[START ENTRIES]
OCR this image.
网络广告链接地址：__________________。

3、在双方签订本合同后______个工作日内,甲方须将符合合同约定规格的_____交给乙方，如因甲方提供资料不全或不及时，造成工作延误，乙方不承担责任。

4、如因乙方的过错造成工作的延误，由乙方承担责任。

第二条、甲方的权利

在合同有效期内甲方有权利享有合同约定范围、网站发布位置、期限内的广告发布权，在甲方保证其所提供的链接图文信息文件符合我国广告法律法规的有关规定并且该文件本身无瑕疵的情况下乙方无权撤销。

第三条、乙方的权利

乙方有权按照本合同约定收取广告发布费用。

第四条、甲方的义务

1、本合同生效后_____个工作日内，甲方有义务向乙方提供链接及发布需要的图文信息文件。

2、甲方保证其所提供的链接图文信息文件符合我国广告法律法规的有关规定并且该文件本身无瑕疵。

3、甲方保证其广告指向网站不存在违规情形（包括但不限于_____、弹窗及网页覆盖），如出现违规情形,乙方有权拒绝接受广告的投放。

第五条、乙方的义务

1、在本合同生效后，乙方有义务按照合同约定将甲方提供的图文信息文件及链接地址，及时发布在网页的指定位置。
[END ENTRIES]
STATED TASK –
Copy out the whole listing, exactly as written.

EXERCISE RESULT –
OCR this image.
网络广告链接地址：__________________。

3、在双方签订本合同后______个工作日内,甲方须将符合合同约定规格的_____交给乙方，如因甲方提供资料不全或不及时，造成工作延误，乙方不承担责任。

4、如因乙方的过错造成工作的延误，由乙方承担责任。

第二条、甲方的权利

在合同有效期内甲方有权利享有合同约定范围、网站发布位置、期限内的广告发布权，在甲方保证其所提供的链接图文信息文件符合我国广告法律法规的有关规定并且该文件本身无瑕疵的情况下乙方无权撤销。

第三条、乙方的权利

乙方有权按照本合同约定收取广告发布费用。

第四条、甲方的义务

1、本合同生效后_____个工作日内，甲方有义务向乙方提供链接及发布需要的图文信息文件。

2、甲方保证其所提供的链接图文信息文件符合我国广告法律法规的有关规定并且该文件本身无瑕疵。

3、甲方保证其广告指向网站不存在违规情形（包括但不限于_____、弹窗及网页覆盖），如出现违规情形,乙方有权拒绝接受广告的投放。

第五条、乙方的义务

1、在本合同生效后，乙方有义务按照合同约定将甲方提供的图文信息文件及链接地址，及时发布在网页的指定位置。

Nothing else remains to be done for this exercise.